*Task inputs:*
######

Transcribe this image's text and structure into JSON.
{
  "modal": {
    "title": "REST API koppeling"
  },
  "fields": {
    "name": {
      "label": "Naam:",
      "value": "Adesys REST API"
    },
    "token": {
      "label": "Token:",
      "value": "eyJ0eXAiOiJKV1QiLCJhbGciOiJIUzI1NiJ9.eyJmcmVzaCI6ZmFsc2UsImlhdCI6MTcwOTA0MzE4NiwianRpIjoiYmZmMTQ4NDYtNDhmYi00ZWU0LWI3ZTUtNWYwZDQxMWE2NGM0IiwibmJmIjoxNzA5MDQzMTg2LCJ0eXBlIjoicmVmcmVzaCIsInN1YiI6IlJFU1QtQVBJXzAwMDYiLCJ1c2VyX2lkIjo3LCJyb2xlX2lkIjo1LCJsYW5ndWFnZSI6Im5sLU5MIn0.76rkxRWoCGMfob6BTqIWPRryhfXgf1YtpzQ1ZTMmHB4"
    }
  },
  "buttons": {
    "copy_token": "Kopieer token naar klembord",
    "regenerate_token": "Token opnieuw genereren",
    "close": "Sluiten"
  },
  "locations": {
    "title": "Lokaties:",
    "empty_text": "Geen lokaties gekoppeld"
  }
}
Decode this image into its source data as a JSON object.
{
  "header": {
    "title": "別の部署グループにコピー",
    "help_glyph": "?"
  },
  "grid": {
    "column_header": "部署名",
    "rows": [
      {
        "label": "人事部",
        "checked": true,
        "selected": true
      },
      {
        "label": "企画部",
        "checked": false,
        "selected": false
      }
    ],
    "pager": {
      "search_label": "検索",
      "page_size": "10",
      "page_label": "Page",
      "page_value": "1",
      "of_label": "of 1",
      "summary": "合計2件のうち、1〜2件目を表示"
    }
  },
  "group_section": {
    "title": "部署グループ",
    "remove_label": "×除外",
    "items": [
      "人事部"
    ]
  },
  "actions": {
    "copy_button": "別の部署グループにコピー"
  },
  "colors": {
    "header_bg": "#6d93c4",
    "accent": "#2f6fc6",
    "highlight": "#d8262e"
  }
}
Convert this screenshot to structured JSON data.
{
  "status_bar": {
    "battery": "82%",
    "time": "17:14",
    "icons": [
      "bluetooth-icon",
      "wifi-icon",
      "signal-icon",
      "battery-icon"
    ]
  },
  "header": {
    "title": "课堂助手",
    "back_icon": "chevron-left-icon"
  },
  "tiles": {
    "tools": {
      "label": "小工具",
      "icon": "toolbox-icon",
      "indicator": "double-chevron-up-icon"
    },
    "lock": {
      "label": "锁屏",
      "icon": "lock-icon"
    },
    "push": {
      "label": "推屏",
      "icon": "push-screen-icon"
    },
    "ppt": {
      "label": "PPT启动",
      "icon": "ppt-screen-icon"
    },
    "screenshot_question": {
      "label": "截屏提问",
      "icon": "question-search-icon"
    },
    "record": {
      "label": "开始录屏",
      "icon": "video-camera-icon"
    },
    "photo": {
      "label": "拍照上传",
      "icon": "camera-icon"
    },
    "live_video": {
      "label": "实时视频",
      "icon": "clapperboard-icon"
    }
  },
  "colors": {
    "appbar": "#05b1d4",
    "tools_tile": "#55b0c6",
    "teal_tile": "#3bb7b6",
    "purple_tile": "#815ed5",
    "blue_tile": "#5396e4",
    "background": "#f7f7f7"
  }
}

######

*Direction:* Print every record exactly as it was given.

*Final result:*
Transcribe this image's text and structure into JSON.
{
  "modal": {
    "title": "REST API koppeling"
  },
  "fields": {
    "name": {
      "label": "Naam:",
      "value": "Adesys REST API"
    },
    "token": {
      "label": "Token:",
      "value": "eyJ0eXAiOiJKV1QiLCJhbGciOiJIUzI1NiJ9.eyJmcmVzaCI6ZmFsc2UsImlhdCI6MTcwOTA0MzE4NiwianRpIjoiYmZmMTQ4NDYtNDhmYi00ZWU0LWI3ZTUtNWYwZDQxMWE2NGM0IiwibmJmIjoxNzA5MDQzMTg2LCJ0eXBlIjoicmVmcmVzaCIsInN1YiI6IlJFU1QtQVBJXzAwMDYiLCJ1c2VyX2lkIjo3LCJyb2xlX2lkIjo1LCJsYW5ndWFnZSI6Im5sLU5MIn0.76rkxRWoCGMfob6BTqIWPRryhfXgf1YtpzQ1ZTMmHB4"
    }
  },
  "buttons": {
    "copy_token": "Kopieer token naar klembord",
    "regenerate_token": "Token opnieuw genereren",
    "close": "Sluiten"
  },
  "locations": {
    "title": "Lokaties:",
    "empty_text": "Geen lokaties gekoppeld"
  }
}
Decode this image into its source data as a JSON object.
{
  "header": {
    "title": "別の部署グループにコピー",
    "help_glyph": "?"
  },
  "grid": {
    "column_header": "部署名",
    "rows": [
      {
        "label": "人事部",
        "checked": true,
        "selected": true
      },
      {
        "label": "企画部",
        "checked": false,
        "selected": false
      }
    ],
    "pager": {
      "search_label": "検索",
      "page_size": "10",
      "page_label": "Page",
      "page_value": "1",
      "of_label": "of 1",
      "summary": "合計2件のうち、1〜2件目を表示"
    }
  },
  "group_section": {
    "title": "部署グループ",
    "remove_label": "×除外",
    "items": [
      "人事部"
    ]
  },
  "actions": {
    "copy_button": "別の部署グループにコピー"
  },
  "colors": {
    "header_bg": "#6d93c4",
    "accent": "#2f6fc6",
    "highlight": "#d8262e"
  }
}
Convert this screenshot to structured JSON data.
{
  "status_bar": {
    "battery": "82%",
    "time": "17:14",
    "icons": [
      "bluetooth-icon",
      "wifi-icon",
      "signal-icon",
      "battery-icon"
    ]
  },
  "header": {
    "title": "课堂助手",
    "back_icon": "chevron-left-icon"
  },
  "tiles": {
    "tools": {
      "label": "小工具",
      "icon": "toolbox-icon",
      "indicator": "double-chevron-up-icon"
    },
    "lock": {
      "label": "锁屏",
      "icon": "lock-icon"
    },
    "push": {
      "label": "推屏",
      "icon": "push-screen-icon"
    },
    "ppt": {
      "label": "PPT启动",
      "icon": "ppt-screen-icon"
    },
    "screenshot_question": {
      "label": "截屏提问",
      "icon": "question-search-icon"
    },
    "record": {
      "label": "开始录屏",
      "icon": "video-camera-icon"
    },
    "photo": {
      "label": "拍照上传",
      "icon": "camera-icon"
    },
    "live_video": {
      "label": "实时视频",
      "icon": "clapperboard-icon"
    }
  },
  "colors": {
    "appbar": "#05b1d4",
    "tools_tile": "#55b0c6",
    "teal_tile": "#3bb7b6",
    "purple_tile": "#815ed5",
    "blue_tile": "#5396e4",
    "background": "#f7f7f7"
  }
}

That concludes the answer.